## Data for this task:
+ + +

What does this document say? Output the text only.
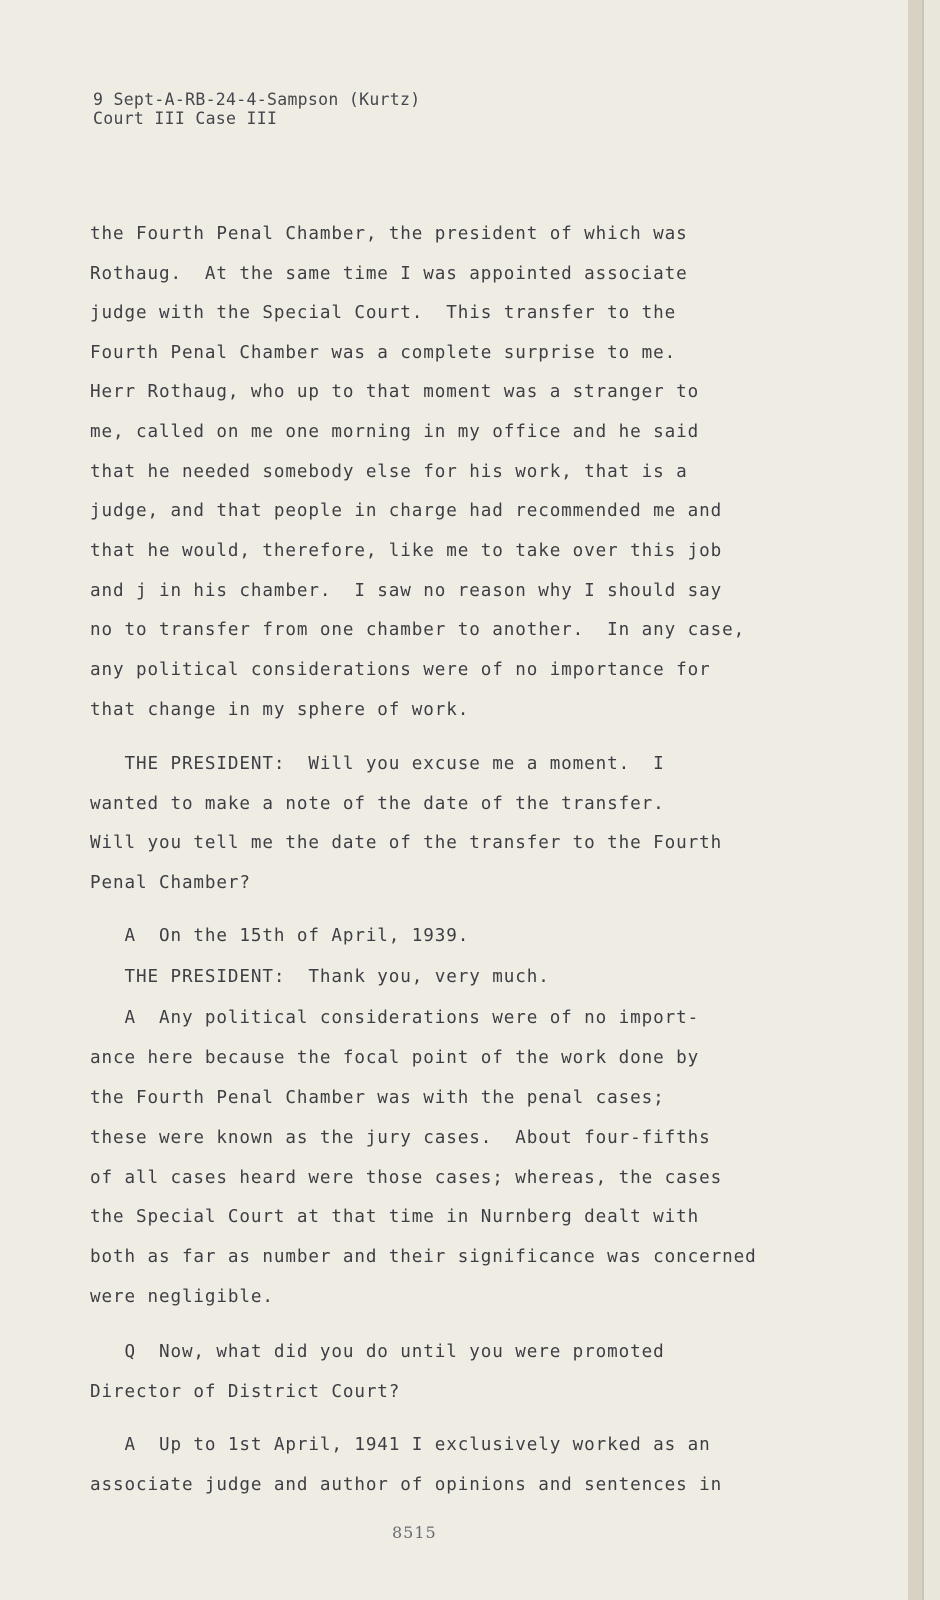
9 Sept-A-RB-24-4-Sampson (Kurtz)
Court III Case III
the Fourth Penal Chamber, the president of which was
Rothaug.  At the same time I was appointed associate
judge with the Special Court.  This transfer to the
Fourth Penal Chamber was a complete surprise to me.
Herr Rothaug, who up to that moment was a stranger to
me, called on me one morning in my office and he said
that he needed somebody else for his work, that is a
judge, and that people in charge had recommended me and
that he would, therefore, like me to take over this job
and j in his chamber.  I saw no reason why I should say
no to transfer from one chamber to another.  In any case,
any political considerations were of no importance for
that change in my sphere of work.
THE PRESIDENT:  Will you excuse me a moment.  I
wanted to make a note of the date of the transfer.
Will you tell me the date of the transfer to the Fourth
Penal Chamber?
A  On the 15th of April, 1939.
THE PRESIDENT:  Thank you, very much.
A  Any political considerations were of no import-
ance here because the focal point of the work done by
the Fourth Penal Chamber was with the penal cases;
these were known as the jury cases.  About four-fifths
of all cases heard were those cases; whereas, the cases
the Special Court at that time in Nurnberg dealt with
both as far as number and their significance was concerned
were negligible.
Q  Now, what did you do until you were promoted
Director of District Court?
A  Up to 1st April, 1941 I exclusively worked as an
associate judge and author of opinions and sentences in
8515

+ + +

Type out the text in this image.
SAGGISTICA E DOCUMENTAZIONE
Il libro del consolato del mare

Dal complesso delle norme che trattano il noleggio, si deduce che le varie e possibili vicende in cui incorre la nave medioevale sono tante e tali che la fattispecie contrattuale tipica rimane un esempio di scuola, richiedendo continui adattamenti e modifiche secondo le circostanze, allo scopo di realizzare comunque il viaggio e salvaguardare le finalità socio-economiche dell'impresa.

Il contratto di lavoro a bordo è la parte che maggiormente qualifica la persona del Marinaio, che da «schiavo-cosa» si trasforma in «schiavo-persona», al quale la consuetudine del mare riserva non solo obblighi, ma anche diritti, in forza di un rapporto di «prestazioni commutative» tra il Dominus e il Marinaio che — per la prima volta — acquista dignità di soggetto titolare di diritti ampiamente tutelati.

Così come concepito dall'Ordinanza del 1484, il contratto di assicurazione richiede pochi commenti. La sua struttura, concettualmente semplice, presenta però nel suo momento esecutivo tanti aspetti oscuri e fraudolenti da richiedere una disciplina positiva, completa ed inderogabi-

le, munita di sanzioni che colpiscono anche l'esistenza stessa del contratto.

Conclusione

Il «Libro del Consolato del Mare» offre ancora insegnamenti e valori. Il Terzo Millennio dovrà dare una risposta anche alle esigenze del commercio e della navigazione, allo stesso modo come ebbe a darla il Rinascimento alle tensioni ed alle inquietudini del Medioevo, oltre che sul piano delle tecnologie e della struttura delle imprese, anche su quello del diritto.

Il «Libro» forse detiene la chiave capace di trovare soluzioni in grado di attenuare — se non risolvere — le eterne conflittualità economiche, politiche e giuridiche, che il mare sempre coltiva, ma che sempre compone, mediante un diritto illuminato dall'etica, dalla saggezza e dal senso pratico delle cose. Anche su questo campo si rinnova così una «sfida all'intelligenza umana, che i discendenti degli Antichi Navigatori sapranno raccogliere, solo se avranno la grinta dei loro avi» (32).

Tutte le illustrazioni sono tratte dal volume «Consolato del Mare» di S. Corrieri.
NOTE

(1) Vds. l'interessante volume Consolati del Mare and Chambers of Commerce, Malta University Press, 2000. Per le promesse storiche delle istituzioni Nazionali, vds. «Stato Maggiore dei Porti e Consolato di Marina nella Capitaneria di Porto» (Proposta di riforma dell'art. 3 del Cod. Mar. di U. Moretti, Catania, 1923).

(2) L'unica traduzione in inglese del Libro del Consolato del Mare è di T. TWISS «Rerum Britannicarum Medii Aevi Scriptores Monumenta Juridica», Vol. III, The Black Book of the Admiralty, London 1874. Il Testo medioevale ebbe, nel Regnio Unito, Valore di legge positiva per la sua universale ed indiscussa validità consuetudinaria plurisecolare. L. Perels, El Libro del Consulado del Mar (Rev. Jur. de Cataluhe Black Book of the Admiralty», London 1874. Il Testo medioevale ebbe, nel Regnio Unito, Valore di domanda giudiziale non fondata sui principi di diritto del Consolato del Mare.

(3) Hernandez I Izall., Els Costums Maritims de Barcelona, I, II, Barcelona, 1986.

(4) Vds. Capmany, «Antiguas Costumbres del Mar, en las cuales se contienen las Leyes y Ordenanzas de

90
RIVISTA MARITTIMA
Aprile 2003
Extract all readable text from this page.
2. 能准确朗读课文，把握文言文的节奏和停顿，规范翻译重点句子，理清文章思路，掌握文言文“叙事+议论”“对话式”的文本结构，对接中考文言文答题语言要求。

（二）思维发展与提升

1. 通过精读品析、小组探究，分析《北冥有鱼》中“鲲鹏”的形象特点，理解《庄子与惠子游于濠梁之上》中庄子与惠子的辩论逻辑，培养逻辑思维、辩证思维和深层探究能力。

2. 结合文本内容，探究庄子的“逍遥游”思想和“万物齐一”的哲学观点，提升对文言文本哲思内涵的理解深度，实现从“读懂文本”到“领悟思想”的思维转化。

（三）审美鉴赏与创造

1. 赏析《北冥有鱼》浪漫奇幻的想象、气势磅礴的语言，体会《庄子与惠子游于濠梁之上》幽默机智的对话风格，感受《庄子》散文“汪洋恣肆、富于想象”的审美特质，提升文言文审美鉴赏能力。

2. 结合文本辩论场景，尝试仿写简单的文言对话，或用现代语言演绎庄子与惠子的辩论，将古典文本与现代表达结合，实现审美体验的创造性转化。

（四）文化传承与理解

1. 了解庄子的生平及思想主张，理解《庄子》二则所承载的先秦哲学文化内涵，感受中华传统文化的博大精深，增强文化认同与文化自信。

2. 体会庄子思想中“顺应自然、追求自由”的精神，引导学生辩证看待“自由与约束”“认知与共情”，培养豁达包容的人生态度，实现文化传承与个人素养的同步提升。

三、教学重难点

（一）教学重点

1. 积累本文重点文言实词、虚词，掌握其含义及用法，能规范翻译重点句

+ + +

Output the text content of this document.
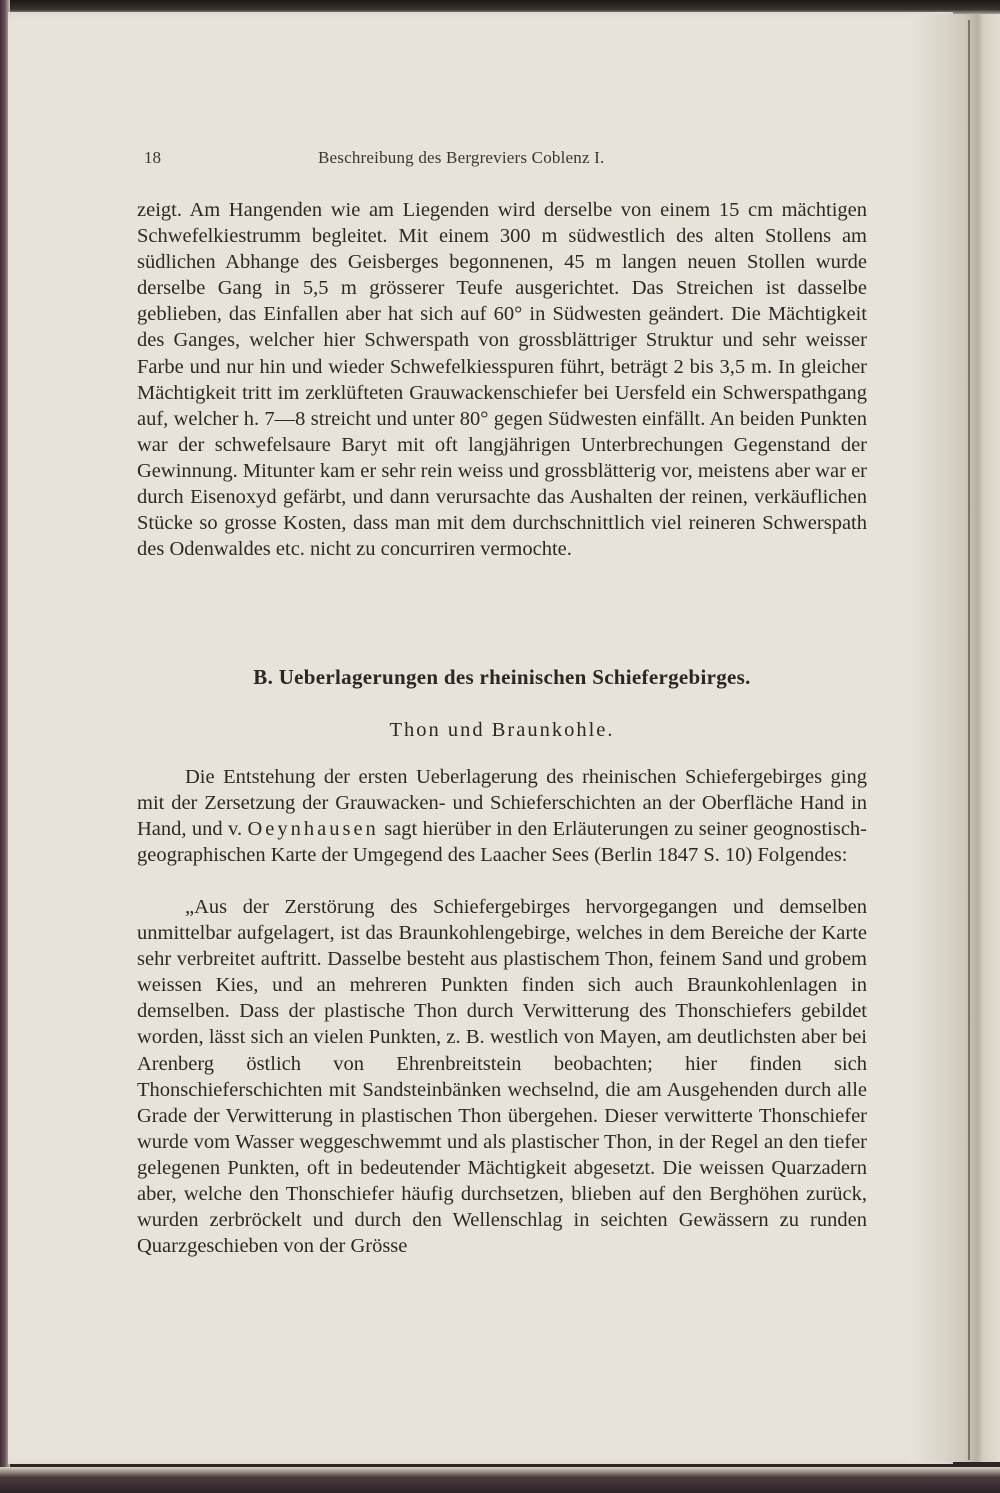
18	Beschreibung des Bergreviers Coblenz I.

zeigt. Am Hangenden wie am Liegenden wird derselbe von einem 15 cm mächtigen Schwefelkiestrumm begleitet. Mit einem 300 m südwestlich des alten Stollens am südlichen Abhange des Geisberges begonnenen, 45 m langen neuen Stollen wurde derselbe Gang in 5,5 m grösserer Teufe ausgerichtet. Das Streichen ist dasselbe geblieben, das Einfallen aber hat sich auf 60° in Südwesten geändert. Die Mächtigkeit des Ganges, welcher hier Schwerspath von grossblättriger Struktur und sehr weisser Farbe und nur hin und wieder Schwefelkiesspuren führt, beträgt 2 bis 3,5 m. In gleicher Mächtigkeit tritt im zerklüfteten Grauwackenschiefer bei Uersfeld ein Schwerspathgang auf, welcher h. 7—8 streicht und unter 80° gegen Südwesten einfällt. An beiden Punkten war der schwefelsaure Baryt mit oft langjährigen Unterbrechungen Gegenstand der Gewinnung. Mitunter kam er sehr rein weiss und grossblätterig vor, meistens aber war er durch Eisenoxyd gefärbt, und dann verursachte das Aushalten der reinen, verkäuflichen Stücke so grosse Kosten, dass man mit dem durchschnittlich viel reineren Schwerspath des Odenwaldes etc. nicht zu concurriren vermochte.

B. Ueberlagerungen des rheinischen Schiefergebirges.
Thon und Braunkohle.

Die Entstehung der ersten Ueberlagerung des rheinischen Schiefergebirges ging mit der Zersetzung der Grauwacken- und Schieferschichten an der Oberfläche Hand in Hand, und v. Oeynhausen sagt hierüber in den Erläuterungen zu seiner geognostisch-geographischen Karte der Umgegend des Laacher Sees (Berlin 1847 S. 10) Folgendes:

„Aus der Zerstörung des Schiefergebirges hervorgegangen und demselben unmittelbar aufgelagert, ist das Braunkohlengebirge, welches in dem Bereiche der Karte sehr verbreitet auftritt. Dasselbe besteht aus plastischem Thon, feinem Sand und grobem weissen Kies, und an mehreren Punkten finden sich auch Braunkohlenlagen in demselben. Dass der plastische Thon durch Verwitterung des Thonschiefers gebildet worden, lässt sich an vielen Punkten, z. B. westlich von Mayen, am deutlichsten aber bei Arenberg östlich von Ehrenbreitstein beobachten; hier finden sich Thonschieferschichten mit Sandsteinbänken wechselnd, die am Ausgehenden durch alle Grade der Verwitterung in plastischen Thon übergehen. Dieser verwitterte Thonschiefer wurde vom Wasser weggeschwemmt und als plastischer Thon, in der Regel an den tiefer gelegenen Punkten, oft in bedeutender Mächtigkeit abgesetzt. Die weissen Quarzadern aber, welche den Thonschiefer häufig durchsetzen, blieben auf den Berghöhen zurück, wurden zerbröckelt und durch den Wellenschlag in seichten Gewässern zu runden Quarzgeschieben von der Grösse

+ + +

Look through the entries above; copy every line holding the string "judge".

judge with the Special Court.  This transfer to the
judge, and that people in charge had recommended me and
associate judge and author of opinions and sentences in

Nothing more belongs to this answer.